__What to produce__
Pick out the lines below with "products" and list them.

== Recorded information

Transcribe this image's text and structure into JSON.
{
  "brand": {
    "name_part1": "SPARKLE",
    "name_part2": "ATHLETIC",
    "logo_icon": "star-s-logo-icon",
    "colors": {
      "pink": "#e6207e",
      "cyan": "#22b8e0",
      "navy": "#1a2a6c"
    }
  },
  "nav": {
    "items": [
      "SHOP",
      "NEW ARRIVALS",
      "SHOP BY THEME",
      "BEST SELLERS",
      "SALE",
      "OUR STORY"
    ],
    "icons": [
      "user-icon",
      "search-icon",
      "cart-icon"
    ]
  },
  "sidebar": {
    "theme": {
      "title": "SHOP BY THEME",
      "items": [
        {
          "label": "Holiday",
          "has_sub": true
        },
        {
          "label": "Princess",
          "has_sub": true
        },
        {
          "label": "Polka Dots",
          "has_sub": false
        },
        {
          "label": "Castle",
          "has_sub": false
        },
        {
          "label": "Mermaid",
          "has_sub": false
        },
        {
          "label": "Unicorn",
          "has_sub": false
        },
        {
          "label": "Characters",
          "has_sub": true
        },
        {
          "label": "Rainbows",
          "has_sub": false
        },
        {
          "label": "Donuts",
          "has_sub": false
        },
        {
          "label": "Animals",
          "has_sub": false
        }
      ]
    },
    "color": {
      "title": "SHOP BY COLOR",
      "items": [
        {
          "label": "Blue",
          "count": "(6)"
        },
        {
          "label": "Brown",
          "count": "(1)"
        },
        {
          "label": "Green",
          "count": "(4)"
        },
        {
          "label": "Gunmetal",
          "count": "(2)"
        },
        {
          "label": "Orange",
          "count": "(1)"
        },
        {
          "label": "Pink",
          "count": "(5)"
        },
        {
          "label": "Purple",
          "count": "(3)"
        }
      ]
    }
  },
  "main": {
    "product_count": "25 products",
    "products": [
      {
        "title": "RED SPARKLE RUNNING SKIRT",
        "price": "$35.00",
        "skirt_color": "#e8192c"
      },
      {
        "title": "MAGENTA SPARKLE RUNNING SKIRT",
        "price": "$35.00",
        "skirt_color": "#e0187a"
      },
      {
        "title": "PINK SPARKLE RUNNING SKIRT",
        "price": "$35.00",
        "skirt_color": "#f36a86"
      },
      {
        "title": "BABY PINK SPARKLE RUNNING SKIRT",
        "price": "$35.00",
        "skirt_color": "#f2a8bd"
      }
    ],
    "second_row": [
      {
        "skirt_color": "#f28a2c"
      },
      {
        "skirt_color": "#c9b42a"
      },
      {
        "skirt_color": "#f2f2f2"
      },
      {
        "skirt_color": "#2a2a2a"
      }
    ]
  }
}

====

__Correct response__
    "product_count": "25 products",
    "products": [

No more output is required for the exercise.